+++ DATA TO PROCESS
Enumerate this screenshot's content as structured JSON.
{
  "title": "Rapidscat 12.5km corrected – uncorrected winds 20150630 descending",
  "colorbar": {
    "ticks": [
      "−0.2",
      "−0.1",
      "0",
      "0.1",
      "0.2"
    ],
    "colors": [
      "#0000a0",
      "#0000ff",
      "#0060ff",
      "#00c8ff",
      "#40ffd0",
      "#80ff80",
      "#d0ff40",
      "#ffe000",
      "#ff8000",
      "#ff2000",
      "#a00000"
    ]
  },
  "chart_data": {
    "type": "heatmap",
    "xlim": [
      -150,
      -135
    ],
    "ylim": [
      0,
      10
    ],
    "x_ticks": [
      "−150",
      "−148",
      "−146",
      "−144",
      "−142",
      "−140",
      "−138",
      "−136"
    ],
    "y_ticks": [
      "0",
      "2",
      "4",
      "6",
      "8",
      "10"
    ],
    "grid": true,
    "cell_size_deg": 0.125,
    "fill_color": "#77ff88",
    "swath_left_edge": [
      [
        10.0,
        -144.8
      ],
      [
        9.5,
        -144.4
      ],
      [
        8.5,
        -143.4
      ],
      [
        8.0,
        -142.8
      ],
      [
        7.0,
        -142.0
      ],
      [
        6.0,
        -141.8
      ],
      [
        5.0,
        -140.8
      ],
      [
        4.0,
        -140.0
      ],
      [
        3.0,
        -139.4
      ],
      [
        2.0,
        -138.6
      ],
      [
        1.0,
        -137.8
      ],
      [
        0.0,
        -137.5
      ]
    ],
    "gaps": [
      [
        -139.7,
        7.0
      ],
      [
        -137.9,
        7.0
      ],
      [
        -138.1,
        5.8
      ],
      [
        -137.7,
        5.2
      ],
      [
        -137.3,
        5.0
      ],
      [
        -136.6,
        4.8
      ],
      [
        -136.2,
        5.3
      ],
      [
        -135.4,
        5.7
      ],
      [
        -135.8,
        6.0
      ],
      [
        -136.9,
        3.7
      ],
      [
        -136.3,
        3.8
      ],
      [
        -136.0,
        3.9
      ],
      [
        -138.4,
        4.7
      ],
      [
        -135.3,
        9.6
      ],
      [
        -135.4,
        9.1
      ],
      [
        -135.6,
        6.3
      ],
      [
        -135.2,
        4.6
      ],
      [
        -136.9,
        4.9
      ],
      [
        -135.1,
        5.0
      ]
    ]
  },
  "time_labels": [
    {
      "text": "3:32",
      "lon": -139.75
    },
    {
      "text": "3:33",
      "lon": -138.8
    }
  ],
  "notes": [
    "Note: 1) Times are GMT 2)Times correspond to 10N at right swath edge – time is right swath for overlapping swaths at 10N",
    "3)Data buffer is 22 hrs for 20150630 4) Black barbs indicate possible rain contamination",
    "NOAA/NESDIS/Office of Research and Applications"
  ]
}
++++++
▶ PROBLEM DETAILS
Print every record exactly as it was given.

▶ PROBLEM SOLUTION
Enumerate this screenshot's content as structured JSON.
{
  "title": "Rapidscat 12.5km corrected – uncorrected winds 20150630 descending",
  "colorbar": {
    "ticks": [
      "−0.2",
      "−0.1",
      "0",
      "0.1",
      "0.2"
    ],
    "colors": [
      "#0000a0",
      "#0000ff",
      "#0060ff",
      "#00c8ff",
      "#40ffd0",
      "#80ff80",
      "#d0ff40",
      "#ffe000",
      "#ff8000",
      "#ff2000",
      "#a00000"
    ]
  },
  "chart_data": {
    "type": "heatmap",
    "xlim": [
      -150,
      -135
    ],
    "ylim": [
      0,
      10
    ],
    "x_ticks": [
      "−150",
      "−148",
      "−146",
      "−144",
      "−142",
      "−140",
      "−138",
      "−136"
    ],
    "y_ticks": [
      "0",
      "2",
      "4",
      "6",
      "8",
      "10"
    ],
    "grid": true,
    "cell_size_deg": 0.125,
    "fill_color": "#77ff88",
    "swath_left_edge": [
      [
        10.0,
        -144.8
      ],
      [
        9.5,
        -144.4
      ],
      [
        8.5,
        -143.4
      ],
      [
        8.0,
        -142.8
      ],
      [
        7.0,
        -142.0
      ],
      [
        6.0,
        -141.8
      ],
      [
        5.0,
        -140.8
      ],
      [
        4.0,
        -140.0
      ],
      [
        3.0,
        -139.4
      ],
      [
        2.0,
        -138.6
      ],
      [
        1.0,
        -137.8
      ],
      [
        0.0,
        -137.5
      ]
    ],
    "gaps": [
      [
        -139.7,
        7.0
      ],
      [
        -137.9,
        7.0
      ],
      [
        -138.1,
        5.8
      ],
      [
        -137.7,
        5.2
      ],
      [
        -137.3,
        5.0
      ],
      [
        -136.6,
        4.8
      ],
      [
        -136.2,
        5.3
      ],
      [
        -135.4,
        5.7
      ],
      [
        -135.8,
        6.0
      ],
      [
        -136.9,
        3.7
      ],
      [
        -136.3,
        3.8
      ],
      [
        -136.0,
        3.9
      ],
      [
        -138.4,
        4.7
      ],
      [
        -135.3,
        9.6
      ],
      [
        -135.4,
        9.1
      ],
      [
        -135.6,
        6.3
      ],
      [
        -135.2,
        4.6
      ],
      [
        -136.9,
        4.9
      ],
      [
        -135.1,
        5.0
      ]
    ]
  },
  "time_labels": [
    {
      "text": "3:32",
      "lon": -139.75
    },
    {
      "text": "3:33",
      "lon": -138.8
    }
  ],
  "notes": [
    "Note: 1) Times are GMT 2)Times correspond to 10N at right swath edge – time is right swath for overlapping swaths at 10N",
    "3)Data buffer is 22 hrs for 20150630 4) Black barbs indicate possible rain contamination",
    "NOAA/NESDIS/Office of Research and Applications"
  ]
}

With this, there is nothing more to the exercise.